(Data Opens)

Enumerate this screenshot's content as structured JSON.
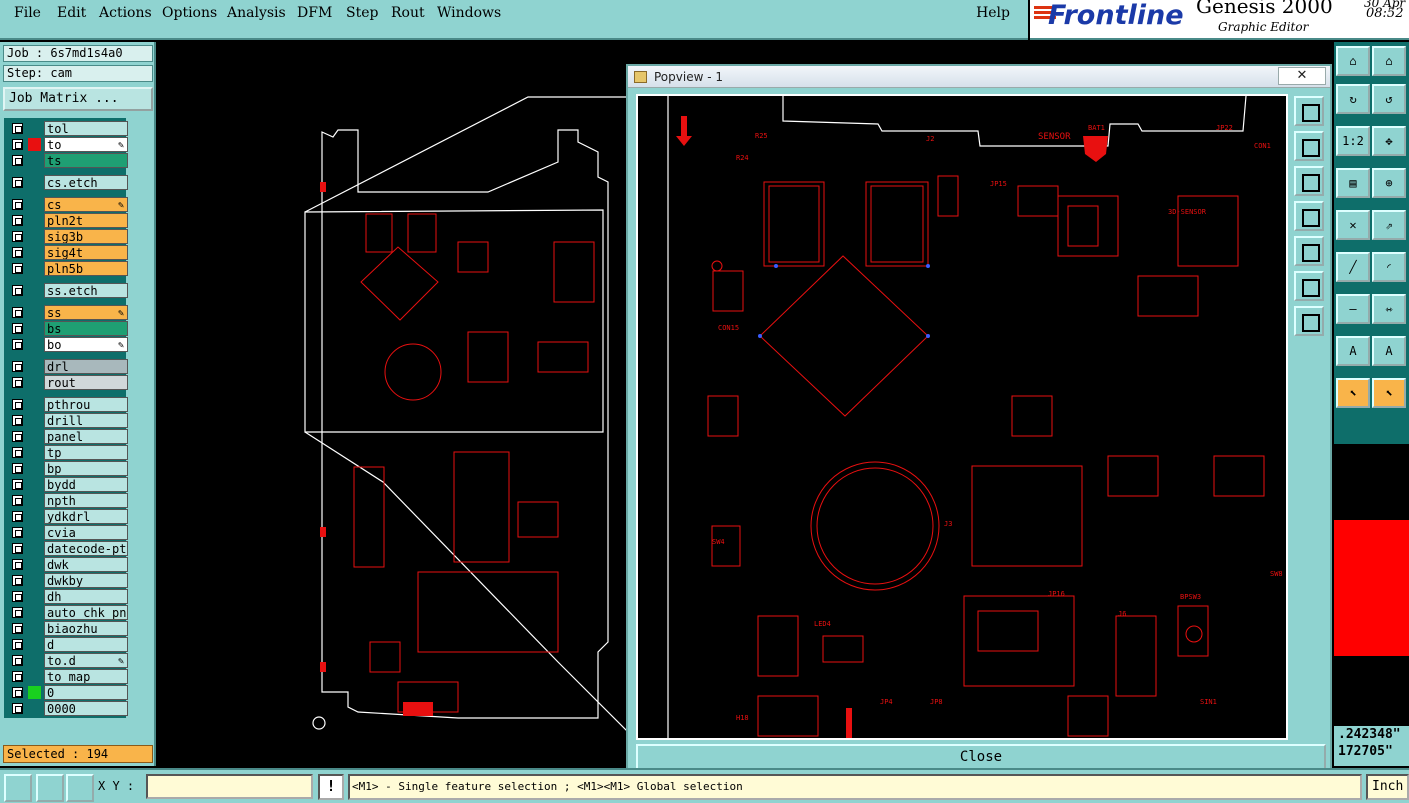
{
  "menu": {
    "items": [
      "File",
      "Edit",
      "Actions",
      "Options",
      "Analysis",
      "DFM",
      "Step",
      "Rout",
      "Windows"
    ],
    "help": "Help"
  },
  "brand": {
    "name": "Frontline",
    "product": "Genesis 2000",
    "subtitle": "Graphic Editor",
    "date": "30 Apr",
    "time": "08:52"
  },
  "job": {
    "job_label": "Job : 6s7md1s4a0",
    "step_label": "Step: cam",
    "matrix_button": "Job Matrix ..."
  },
  "layers": [
    {
      "name": "tol",
      "color": "#b9e4e1",
      "edit": false,
      "mark": ""
    },
    {
      "name": "to",
      "color": "#ffffff",
      "edit": true,
      "mark": "#e81010"
    },
    {
      "name": "ts",
      "color": "#1f9f73",
      "edit": false,
      "mark": ""
    },
    {
      "name": "cs.etch",
      "color": "#b9e4e1",
      "edit": false,
      "mark": ""
    },
    {
      "name": "cs",
      "color": "#f9b44a",
      "edit": true,
      "mark": ""
    },
    {
      "name": "pln2t",
      "color": "#f9b44a",
      "edit": false,
      "mark": ""
    },
    {
      "name": "sig3b",
      "color": "#f9b44a",
      "edit": false,
      "mark": ""
    },
    {
      "name": "sig4t",
      "color": "#f9b44a",
      "edit": false,
      "mark": ""
    },
    {
      "name": "pln5b",
      "color": "#f9b44a",
      "edit": false,
      "mark": ""
    },
    {
      "name": "ss.etch",
      "color": "#b9e4e1",
      "edit": false,
      "mark": ""
    },
    {
      "name": "ss",
      "color": "#f9b44a",
      "edit": true,
      "mark": ""
    },
    {
      "name": "bs",
      "color": "#1f9f73",
      "edit": false,
      "mark": ""
    },
    {
      "name": "bo",
      "color": "#ffffff",
      "edit": true,
      "mark": ""
    },
    {
      "name": "drl",
      "color": "#a8b8bc",
      "edit": false,
      "mark": ""
    },
    {
      "name": "rout",
      "color": "#d0d8da",
      "edit": false,
      "mark": ""
    },
    {
      "name": "pthrou",
      "color": "#b9e4e1",
      "edit": false,
      "mark": ""
    },
    {
      "name": "drill",
      "color": "#b9e4e1",
      "edit": false,
      "mark": ""
    },
    {
      "name": "panel",
      "color": "#b9e4e1",
      "edit": false,
      "mark": ""
    },
    {
      "name": "tp",
      "color": "#b9e4e1",
      "edit": false,
      "mark": ""
    },
    {
      "name": "bp",
      "color": "#b9e4e1",
      "edit": false,
      "mark": ""
    },
    {
      "name": "bydd",
      "color": "#b9e4e1",
      "edit": false,
      "mark": ""
    },
    {
      "name": "npth",
      "color": "#b9e4e1",
      "edit": false,
      "mark": ""
    },
    {
      "name": "ydkdrl",
      "color": "#b9e4e1",
      "edit": false,
      "mark": ""
    },
    {
      "name": "cvia",
      "color": "#b9e4e1",
      "edit": false,
      "mark": ""
    },
    {
      "name": "datecode-pte",
      "color": "#b9e4e1",
      "edit": false,
      "mark": ""
    },
    {
      "name": "dwk",
      "color": "#b9e4e1",
      "edit": false,
      "mark": ""
    },
    {
      "name": "dwkby",
      "color": "#b9e4e1",
      "edit": false,
      "mark": ""
    },
    {
      "name": "dh",
      "color": "#b9e4e1",
      "edit": false,
      "mark": ""
    },
    {
      "name": "auto_chk_pnl",
      "color": "#b9e4e1",
      "edit": false,
      "mark": ""
    },
    {
      "name": "biaozhu",
      "color": "#b9e4e1",
      "edit": false,
      "mark": ""
    },
    {
      "name": "d",
      "color": "#b9e4e1",
      "edit": false,
      "mark": ""
    },
    {
      "name": "to.d",
      "color": "#b9e4e1",
      "edit": true,
      "mark": ""
    },
    {
      "name": "to_map",
      "color": "#b9e4e1",
      "edit": false,
      "mark": ""
    },
    {
      "name": "0",
      "color": "#b9e4e1",
      "edit": false,
      "mark": "#19d01f"
    },
    {
      "name": "0000",
      "color": "#b9e4e1",
      "edit": false,
      "mark": ""
    }
  ],
  "selected_label": "Selected : 194",
  "popview": {
    "title": "Popview - 1",
    "close_x": "✕",
    "close_button": "Close",
    "labels": [
      "R25",
      "R24",
      "J2",
      "SENSOR",
      "BAT1",
      "JP22",
      "CON1",
      "JP15",
      "3D-SENSOR",
      "CON15",
      "J3",
      "SW4",
      "LED4",
      "JP16",
      "BPSW3",
      "JP4",
      "JP8",
      "H18",
      "SIN1",
      "SW8",
      "J6"
    ]
  },
  "coords": {
    "x": ".242348\"",
    "y": "172705\""
  },
  "right_tools": [
    "1:2"
  ],
  "bottom": {
    "xy_label": "X Y :",
    "xy_value": "",
    "warn": "!",
    "status": "<M1> - Single feature selection ; <M1><M1> Global selection",
    "units": "Inch"
  },
  "colors": {
    "panel": "#8fd3d0",
    "pcb_red": "#e81010",
    "highlight": "#f9b44a"
  }
}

(Data Closes)

- **Problem description**
When a record holds a picture, leave that picture out; copy the rest verbatim.

- **Task solution**
Enumerate this screenshot's content as structured JSON.
{
  "menu": {
    "items": [
      "File",
      "Edit",
      "Actions",
      "Options",
      "Analysis",
      "DFM",
      "Step",
      "Rout",
      "Windows"
    ],
    "help": "Help"
  },
  "brand": {
    "name": "Frontline",
    "product": "Genesis 2000",
    "subtitle": "Graphic Editor",
    "date": "30 Apr",
    "time": "08:52"
  },
  "job": {
    "job_label": "Job : 6s7md1s4a0",
    "step_label": "Step: cam",
    "matrix_button": "Job Matrix ..."
  },
  "layers": [
    {
      "name": "tol",
      "color": "#b9e4e1",
      "edit": false,
      "mark": ""
    },
    {
      "name": "to",
      "color": "#ffffff",
      "edit": true,
      "mark": "#e81010"
    },
    {
      "name": "ts",
      "color": "#1f9f73",
      "edit": false,
      "mark": ""
    },
    {
      "name": "cs.etch",
      "color": "#b9e4e1",
      "edit": false,
      "mark": ""
    },
    {
      "name": "cs",
      "color": "#f9b44a",
      "edit": true,
      "mark": ""
    },
    {
      "name": "pln2t",
      "color": "#f9b44a",
      "edit": false,
      "mark": ""
    },
    {
      "name": "sig3b",
      "color": "#f9b44a",
      "edit": false,
      "mark": ""
    },
    {
      "name": "sig4t",
      "color": "#f9b44a",
      "edit": false,
      "mark": ""
    },
    {
      "name": "pln5b",
      "color": "#f9b44a",
      "edit": false,
      "mark": ""
    },
    {
      "name": "ss.etch",
      "color": "#b9e4e1",
      "edit": false,
      "mark": ""
    },
    {
      "name": "ss",
      "color": "#f9b44a",
      "edit": true,
      "mark": ""
    },
    {
      "name": "bs",
      "color": "#1f9f73",
      "edit": false,
      "mark": ""
    },
    {
      "name": "bo",
      "color": "#ffffff",
      "edit": true,
      "mark": ""
    },
    {
      "name": "drl",
      "color": "#a8b8bc",
      "edit": false,
      "mark": ""
    },
    {
      "name": "rout",
      "color": "#d0d8da",
      "edit": false,
      "mark": ""
    },
    {
      "name": "pthrou",
      "color": "#b9e4e1",
      "edit": false,
      "mark": ""
    },
    {
      "name": "drill",
      "color": "#b9e4e1",
      "edit": false,
      "mark": ""
    },
    {
      "name": "panel",
      "color": "#b9e4e1",
      "edit": false,
      "mark": ""
    },
    {
      "name": "tp",
      "color": "#b9e4e1",
      "edit": false,
      "mark": ""
    },
    {
      "name": "bp",
      "color": "#b9e4e1",
      "edit": false,
      "mark": ""
    },
    {
      "name": "bydd",
      "color": "#b9e4e1",
      "edit": false,
      "mark": ""
    },
    {
      "name": "npth",
      "color": "#b9e4e1",
      "edit": false,
      "mark": ""
    },
    {
      "name": "ydkdrl",
      "color": "#b9e4e1",
      "edit": false,
      "mark": ""
    },
    {
      "name": "cvia",
      "color": "#b9e4e1",
      "edit": false,
      "mark": ""
    },
    {
      "name": "datecode-pte",
      "color": "#b9e4e1",
      "edit": false,
      "mark": ""
    },
    {
      "name": "dwk",
      "color": "#b9e4e1",
      "edit": false,
      "mark": ""
    },
    {
      "name": "dwkby",
      "color": "#b9e4e1",
      "edit": false,
      "mark": ""
    },
    {
      "name": "dh",
      "color": "#b9e4e1",
      "edit": false,
      "mark": ""
    },
    {
      "name": "auto_chk_pnl",
      "color": "#b9e4e1",
      "edit": false,
      "mark": ""
    },
    {
      "name": "biaozhu",
      "color": "#b9e4e1",
      "edit": false,
      "mark": ""
    },
    {
      "name": "d",
      "color": "#b9e4e1",
      "edit": false,
      "mark": ""
    },
    {
      "name": "to.d",
      "color": "#b9e4e1",
      "edit": true,
      "mark": ""
    },
    {
      "name": "to_map",
      "color": "#b9e4e1",
      "edit": false,
      "mark": ""
    },
    {
      "name": "0",
      "color": "#b9e4e1",
      "edit": false,
      "mark": "#19d01f"
    },
    {
      "name": "0000",
      "color": "#b9e4e1",
      "edit": false,
      "mark": ""
    }
  ],
  "selected_label": "Selected : 194",
  "popview": {
    "title": "Popview - 1",
    "close_x": "✕",
    "close_button": "Close",
    "labels": [
      "R25",
      "R24",
      "J2",
      "SENSOR",
      "BAT1",
      "JP22",
      "CON1",
      "JP15",
      "3D-SENSOR",
      "CON15",
      "J3",
      "SW4",
      "LED4",
      "JP16",
      "BPSW3",
      "JP4",
      "JP8",
      "H18",
      "SIN1",
      "SW8",
      "J6"
    ]
  },
  "coords": {
    "x": ".242348\"",
    "y": "172705\""
  },
  "right_tools": [
    "1:2"
  ],
  "bottom": {
    "xy_label": "X Y :",
    "xy_value": "",
    "warn": "!",
    "status": "<M1> - Single feature selection ; <M1><M1> Global selection",
    "units": "Inch"
  },
  "colors": {
    "panel": "#8fd3d0",
    "pcb_red": "#e81010",
    "highlight": "#f9b44a"
  }
}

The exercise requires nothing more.